WHAT YOU WILL DO:
For this exercise, copy out each line of the material below that includes "densidad".

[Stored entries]

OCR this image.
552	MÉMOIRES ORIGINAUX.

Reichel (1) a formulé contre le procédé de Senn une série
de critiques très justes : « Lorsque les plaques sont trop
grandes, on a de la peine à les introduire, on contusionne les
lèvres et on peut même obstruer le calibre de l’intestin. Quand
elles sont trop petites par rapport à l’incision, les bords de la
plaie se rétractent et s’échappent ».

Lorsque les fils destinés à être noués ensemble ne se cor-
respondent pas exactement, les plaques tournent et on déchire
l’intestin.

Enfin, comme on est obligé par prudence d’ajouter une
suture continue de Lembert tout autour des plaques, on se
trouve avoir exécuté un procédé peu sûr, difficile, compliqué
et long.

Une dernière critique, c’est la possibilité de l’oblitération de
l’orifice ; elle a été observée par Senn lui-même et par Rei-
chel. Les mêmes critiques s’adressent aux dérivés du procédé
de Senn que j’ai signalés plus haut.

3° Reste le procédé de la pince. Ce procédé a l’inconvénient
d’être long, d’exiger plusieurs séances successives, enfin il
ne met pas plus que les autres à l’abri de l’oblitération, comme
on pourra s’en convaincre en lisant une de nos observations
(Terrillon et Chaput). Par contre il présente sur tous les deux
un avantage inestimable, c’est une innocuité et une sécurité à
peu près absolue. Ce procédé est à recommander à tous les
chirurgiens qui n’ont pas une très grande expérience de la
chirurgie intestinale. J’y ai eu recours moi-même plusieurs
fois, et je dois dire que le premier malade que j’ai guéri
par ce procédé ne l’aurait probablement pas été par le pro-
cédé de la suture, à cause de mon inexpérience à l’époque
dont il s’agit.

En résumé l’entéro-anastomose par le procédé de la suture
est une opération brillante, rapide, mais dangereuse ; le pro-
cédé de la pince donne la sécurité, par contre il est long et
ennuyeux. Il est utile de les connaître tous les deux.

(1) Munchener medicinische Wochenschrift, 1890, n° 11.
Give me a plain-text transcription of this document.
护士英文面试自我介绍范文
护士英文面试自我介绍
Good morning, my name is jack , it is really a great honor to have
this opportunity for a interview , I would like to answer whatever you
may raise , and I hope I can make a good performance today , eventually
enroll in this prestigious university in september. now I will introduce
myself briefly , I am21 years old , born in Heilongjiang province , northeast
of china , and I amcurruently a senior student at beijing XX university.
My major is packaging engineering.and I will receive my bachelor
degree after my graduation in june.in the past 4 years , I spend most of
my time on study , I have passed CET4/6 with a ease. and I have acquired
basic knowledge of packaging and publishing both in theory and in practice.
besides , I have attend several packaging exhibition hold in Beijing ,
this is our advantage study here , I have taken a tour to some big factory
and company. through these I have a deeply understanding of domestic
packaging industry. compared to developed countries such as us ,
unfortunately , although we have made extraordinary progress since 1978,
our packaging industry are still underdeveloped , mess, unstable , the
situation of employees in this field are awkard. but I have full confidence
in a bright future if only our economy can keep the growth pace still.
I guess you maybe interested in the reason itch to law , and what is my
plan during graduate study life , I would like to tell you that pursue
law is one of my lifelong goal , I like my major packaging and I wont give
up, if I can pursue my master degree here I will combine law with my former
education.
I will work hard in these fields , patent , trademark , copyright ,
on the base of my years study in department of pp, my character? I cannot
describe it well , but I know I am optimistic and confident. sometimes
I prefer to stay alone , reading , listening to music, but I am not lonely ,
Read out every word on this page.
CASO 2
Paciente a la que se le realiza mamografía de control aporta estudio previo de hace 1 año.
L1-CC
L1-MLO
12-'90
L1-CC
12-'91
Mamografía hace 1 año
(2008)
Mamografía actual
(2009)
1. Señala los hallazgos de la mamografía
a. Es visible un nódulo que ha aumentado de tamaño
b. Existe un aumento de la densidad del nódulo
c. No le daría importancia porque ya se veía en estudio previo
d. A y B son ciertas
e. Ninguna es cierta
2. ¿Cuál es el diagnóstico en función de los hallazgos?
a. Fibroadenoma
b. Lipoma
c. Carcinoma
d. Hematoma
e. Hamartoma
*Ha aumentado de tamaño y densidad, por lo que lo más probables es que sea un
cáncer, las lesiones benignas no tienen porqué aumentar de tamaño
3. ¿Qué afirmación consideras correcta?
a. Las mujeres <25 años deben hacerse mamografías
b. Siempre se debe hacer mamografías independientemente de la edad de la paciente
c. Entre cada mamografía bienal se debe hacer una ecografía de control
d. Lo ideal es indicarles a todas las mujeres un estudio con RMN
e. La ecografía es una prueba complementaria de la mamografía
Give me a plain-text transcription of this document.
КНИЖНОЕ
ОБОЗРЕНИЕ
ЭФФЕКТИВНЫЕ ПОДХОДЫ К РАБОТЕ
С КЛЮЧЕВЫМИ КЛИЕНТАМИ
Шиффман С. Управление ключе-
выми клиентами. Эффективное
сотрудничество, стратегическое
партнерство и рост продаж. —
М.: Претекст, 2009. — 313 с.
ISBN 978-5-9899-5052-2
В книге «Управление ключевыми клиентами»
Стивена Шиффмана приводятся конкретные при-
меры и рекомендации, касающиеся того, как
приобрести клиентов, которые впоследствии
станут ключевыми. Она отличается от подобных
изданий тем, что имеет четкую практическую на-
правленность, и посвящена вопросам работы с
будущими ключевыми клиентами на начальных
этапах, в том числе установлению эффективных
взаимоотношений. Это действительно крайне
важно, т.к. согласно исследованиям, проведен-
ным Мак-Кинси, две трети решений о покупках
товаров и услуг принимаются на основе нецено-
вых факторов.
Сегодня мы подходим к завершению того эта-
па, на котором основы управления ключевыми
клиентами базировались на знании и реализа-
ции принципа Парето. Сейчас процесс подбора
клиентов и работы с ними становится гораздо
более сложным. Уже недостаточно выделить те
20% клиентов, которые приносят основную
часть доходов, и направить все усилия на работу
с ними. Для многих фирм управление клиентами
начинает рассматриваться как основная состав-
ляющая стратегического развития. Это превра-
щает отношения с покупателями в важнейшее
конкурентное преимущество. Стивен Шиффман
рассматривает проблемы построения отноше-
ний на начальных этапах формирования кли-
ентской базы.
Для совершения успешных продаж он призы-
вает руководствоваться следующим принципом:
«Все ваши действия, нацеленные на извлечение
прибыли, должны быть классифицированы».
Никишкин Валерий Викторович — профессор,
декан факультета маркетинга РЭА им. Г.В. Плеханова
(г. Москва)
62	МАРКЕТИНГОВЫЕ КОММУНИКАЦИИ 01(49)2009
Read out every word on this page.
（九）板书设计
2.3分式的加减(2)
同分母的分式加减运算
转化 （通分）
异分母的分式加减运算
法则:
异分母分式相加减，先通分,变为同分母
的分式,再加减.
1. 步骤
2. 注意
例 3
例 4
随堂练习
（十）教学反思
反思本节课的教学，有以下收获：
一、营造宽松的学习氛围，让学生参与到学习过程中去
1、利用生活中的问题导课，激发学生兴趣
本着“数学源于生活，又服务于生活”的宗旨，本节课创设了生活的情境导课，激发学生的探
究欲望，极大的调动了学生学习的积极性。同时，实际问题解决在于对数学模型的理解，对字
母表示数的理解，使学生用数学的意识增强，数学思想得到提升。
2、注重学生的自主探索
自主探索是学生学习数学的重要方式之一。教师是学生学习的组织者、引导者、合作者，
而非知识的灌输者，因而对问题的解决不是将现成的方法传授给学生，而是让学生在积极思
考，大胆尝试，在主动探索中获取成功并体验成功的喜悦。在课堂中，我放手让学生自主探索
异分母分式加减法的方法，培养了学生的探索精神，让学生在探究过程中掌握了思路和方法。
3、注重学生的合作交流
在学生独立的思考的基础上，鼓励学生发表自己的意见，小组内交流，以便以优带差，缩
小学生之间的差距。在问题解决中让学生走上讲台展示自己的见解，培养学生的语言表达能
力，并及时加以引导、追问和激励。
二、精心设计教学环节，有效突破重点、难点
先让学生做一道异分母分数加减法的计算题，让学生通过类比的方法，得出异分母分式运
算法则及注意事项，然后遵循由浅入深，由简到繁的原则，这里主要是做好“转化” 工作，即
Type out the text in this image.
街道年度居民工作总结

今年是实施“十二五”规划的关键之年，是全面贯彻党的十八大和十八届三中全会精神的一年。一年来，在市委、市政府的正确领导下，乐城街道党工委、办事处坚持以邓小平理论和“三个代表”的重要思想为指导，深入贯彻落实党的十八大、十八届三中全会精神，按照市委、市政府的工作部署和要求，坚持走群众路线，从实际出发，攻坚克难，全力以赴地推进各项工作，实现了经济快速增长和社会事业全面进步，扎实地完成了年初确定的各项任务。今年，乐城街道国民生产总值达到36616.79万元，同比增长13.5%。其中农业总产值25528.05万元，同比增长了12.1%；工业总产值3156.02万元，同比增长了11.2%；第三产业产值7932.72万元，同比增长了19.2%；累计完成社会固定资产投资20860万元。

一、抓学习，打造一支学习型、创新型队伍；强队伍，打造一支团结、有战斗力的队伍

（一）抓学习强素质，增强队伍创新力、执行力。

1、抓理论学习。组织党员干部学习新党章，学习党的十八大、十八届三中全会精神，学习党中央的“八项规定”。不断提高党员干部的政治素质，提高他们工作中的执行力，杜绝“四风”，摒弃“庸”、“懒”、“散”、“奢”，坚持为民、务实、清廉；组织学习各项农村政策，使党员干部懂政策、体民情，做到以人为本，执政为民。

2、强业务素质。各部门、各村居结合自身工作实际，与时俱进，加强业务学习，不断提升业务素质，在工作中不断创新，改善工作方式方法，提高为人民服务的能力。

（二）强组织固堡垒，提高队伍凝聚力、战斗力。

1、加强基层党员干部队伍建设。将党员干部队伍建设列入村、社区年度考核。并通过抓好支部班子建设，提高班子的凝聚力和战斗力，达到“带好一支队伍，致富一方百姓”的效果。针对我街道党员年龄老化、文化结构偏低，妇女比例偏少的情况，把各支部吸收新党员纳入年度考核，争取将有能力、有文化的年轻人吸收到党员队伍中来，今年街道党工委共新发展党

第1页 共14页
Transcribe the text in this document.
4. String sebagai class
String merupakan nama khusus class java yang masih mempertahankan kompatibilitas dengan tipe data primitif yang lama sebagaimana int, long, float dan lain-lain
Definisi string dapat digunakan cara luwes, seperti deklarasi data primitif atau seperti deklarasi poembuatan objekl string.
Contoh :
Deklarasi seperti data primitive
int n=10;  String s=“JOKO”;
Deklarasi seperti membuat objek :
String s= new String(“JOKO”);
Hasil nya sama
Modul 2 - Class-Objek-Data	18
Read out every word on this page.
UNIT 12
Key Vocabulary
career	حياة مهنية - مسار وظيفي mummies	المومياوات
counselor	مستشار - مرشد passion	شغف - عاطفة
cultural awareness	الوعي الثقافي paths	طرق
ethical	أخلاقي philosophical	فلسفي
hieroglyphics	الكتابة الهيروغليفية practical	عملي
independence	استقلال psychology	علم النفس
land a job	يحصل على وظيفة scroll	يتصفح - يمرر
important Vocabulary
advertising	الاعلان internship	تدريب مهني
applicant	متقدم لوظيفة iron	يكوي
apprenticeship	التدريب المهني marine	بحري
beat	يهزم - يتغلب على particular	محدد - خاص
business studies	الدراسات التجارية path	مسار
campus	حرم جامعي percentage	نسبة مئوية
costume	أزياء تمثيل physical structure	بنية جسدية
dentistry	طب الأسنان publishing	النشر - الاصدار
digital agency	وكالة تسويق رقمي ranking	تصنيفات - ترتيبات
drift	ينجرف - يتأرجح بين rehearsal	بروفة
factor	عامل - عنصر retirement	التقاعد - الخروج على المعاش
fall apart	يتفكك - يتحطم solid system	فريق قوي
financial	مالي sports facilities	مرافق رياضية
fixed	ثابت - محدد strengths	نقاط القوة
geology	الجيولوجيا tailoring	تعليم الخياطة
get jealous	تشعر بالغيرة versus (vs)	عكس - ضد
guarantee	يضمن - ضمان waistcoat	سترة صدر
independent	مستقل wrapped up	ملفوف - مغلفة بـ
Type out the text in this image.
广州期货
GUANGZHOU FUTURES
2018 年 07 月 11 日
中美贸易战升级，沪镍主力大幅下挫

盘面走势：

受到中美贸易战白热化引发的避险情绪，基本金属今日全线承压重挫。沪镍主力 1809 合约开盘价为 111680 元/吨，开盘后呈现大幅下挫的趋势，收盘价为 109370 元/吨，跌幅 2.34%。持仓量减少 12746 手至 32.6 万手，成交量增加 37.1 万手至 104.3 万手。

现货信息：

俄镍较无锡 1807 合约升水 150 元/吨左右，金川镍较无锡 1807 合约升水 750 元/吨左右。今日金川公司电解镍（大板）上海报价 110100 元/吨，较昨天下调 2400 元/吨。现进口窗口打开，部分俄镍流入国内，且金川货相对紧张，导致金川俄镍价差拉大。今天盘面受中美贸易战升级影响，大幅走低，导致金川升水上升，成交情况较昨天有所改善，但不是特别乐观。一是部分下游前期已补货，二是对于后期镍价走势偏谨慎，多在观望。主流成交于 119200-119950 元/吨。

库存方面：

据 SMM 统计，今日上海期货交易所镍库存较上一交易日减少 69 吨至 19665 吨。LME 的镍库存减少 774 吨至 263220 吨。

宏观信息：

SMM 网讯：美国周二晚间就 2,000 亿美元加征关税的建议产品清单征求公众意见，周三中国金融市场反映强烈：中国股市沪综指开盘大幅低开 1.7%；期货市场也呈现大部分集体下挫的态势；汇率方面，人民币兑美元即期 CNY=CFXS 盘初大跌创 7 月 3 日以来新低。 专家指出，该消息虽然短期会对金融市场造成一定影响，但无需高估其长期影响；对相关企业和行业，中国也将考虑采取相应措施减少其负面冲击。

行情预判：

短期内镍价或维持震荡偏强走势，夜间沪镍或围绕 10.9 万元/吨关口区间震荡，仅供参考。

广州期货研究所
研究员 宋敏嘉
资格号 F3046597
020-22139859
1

THE REPLY:
b. Existe un aumento de la densidad del nódulo
*Ha aumentado de tamaño y densidad, por lo que lo más probables es que sea un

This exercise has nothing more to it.